• [BRIEF]: Return the material word for word. Do not include the pictures.

• [Data records]:
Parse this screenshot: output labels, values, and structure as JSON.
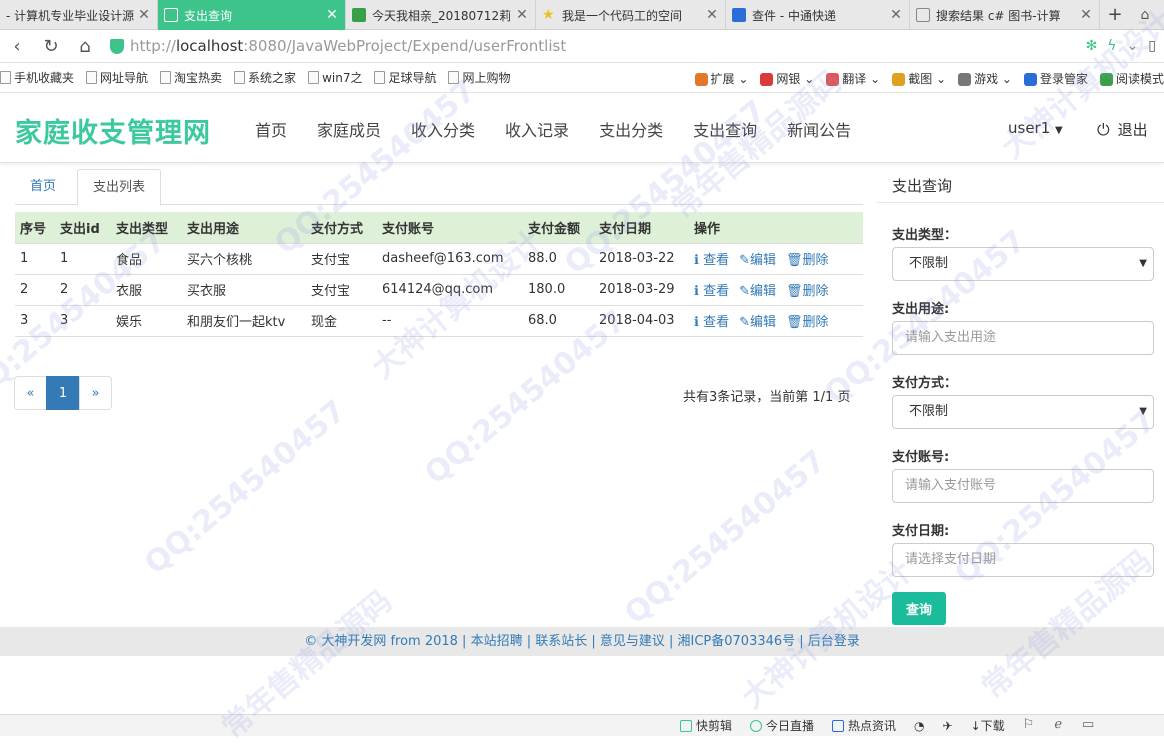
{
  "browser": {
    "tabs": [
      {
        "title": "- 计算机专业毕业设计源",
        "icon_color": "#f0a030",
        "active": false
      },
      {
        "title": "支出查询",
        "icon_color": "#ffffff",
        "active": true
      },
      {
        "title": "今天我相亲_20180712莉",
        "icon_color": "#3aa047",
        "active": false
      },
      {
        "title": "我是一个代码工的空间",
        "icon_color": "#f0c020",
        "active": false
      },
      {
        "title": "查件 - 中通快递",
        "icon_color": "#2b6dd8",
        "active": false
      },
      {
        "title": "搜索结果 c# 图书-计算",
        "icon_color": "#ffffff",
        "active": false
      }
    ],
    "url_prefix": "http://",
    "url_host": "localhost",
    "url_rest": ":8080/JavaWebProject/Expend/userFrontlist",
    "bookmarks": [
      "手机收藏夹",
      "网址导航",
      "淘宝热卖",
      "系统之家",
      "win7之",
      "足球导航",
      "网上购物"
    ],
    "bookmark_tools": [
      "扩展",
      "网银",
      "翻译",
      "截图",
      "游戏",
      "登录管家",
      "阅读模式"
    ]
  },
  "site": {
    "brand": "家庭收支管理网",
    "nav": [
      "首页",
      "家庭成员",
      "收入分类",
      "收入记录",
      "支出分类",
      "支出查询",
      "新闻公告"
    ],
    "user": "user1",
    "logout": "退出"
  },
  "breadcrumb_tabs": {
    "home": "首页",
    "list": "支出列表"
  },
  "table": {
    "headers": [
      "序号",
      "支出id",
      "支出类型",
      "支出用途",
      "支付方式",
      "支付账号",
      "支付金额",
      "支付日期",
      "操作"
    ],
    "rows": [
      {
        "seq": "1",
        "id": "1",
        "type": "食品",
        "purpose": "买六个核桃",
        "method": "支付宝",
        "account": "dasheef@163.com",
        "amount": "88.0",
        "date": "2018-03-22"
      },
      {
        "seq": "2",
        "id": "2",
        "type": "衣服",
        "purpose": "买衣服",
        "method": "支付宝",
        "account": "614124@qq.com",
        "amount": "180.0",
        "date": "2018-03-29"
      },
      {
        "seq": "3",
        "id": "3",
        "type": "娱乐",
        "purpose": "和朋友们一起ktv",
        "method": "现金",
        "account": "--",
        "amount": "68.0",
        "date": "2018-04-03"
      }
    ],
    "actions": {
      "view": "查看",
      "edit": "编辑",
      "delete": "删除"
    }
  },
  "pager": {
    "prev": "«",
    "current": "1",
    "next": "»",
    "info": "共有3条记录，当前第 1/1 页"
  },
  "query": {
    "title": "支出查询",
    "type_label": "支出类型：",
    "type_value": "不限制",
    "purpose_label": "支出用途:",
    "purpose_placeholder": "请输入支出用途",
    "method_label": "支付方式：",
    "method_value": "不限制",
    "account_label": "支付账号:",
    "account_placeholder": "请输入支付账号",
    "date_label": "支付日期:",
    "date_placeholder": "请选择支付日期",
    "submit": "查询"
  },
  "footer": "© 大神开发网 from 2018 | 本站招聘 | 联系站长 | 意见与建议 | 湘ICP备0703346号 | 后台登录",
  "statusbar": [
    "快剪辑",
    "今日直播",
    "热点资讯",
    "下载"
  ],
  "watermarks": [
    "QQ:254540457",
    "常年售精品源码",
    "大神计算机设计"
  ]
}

• [COMPLETED EXERCISE]:
Parse this screenshot: output labels, values, and structure as JSON.
{
  "browser": {
    "tabs": [
      {
        "title": "- 计算机专业毕业设计源",
        "icon_color": "#f0a030",
        "active": false
      },
      {
        "title": "支出查询",
        "icon_color": "#ffffff",
        "active": true
      },
      {
        "title": "今天我相亲_20180712莉",
        "icon_color": "#3aa047",
        "active": false
      },
      {
        "title": "我是一个代码工的空间",
        "icon_color": "#f0c020",
        "active": false
      },
      {
        "title": "查件 - 中通快递",
        "icon_color": "#2b6dd8",
        "active": false
      },
      {
        "title": "搜索结果 c# 图书-计算",
        "icon_color": "#ffffff",
        "active": false
      }
    ],
    "url_prefix": "http://",
    "url_host": "localhost",
    "url_rest": ":8080/JavaWebProject/Expend/userFrontlist",
    "bookmarks": [
      "手机收藏夹",
      "网址导航",
      "淘宝热卖",
      "系统之家",
      "win7之",
      "足球导航",
      "网上购物"
    ],
    "bookmark_tools": [
      "扩展",
      "网银",
      "翻译",
      "截图",
      "游戏",
      "登录管家",
      "阅读模式"
    ]
  },
  "site": {
    "brand": "家庭收支管理网",
    "nav": [
      "首页",
      "家庭成员",
      "收入分类",
      "收入记录",
      "支出分类",
      "支出查询",
      "新闻公告"
    ],
    "user": "user1",
    "logout": "退出"
  },
  "breadcrumb_tabs": {
    "home": "首页",
    "list": "支出列表"
  },
  "table": {
    "headers": [
      "序号",
      "支出id",
      "支出类型",
      "支出用途",
      "支付方式",
      "支付账号",
      "支付金额",
      "支付日期",
      "操作"
    ],
    "rows": [
      {
        "seq": "1",
        "id": "1",
        "type": "食品",
        "purpose": "买六个核桃",
        "method": "支付宝",
        "account": "dasheef@163.com",
        "amount": "88.0",
        "date": "2018-03-22"
      },
      {
        "seq": "2",
        "id": "2",
        "type": "衣服",
        "purpose": "买衣服",
        "method": "支付宝",
        "account": "614124@qq.com",
        "amount": "180.0",
        "date": "2018-03-29"
      },
      {
        "seq": "3",
        "id": "3",
        "type": "娱乐",
        "purpose": "和朋友们一起ktv",
        "method": "现金",
        "account": "--",
        "amount": "68.0",
        "date": "2018-04-03"
      }
    ],
    "actions": {
      "view": "查看",
      "edit": "编辑",
      "delete": "删除"
    }
  },
  "pager": {
    "prev": "«",
    "current": "1",
    "next": "»",
    "info": "共有3条记录，当前第 1/1 页"
  },
  "query": {
    "title": "支出查询",
    "type_label": "支出类型：",
    "type_value": "不限制",
    "purpose_label": "支出用途:",
    "purpose_placeholder": "请输入支出用途",
    "method_label": "支付方式：",
    "method_value": "不限制",
    "account_label": "支付账号:",
    "account_placeholder": "请输入支付账号",
    "date_label": "支付日期:",
    "date_placeholder": "请选择支付日期",
    "submit": "查询"
  },
  "footer": "© 大神开发网 from 2018 | 本站招聘 | 联系站长 | 意见与建议 | 湘ICP备0703346号 | 后台登录",
  "statusbar": [
    "快剪辑",
    "今日直播",
    "热点资讯",
    "下载"
  ],
  "watermarks": [
    "QQ:254540457",
    "常年售精品源码",
    "大神计算机设计"
  ]
}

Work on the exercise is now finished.